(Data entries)
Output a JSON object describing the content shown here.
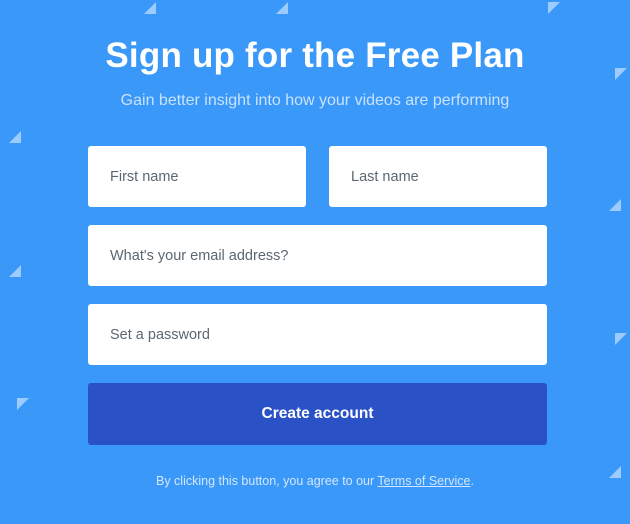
{
  "header": {
    "title": "Sign up for the Free Plan",
    "subtitle": "Gain better insight into how your videos are performing"
  },
  "form": {
    "first_name": {
      "placeholder": "First name",
      "value": ""
    },
    "last_name": {
      "placeholder": "Last name",
      "value": ""
    },
    "email": {
      "placeholder": "What's your email address?",
      "value": ""
    },
    "password": {
      "placeholder": "Set a password",
      "value": ""
    },
    "submit_label": "Create account"
  },
  "terms": {
    "prefix": "By clicking this button, you agree to our ",
    "link_text": "Terms of Service",
    "suffix": "."
  },
  "colors": {
    "background": "#3a98f9",
    "button": "#2a52c6",
    "field": "#ffffff"
  }
}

[AIM] Return each line with "placeholder".

[SOLUTION TO THIS PROBLEM]
      "placeholder": "First name",
      "placeholder": "Last name",
      "placeholder": "What's your email address?",
      "placeholder": "Set a password",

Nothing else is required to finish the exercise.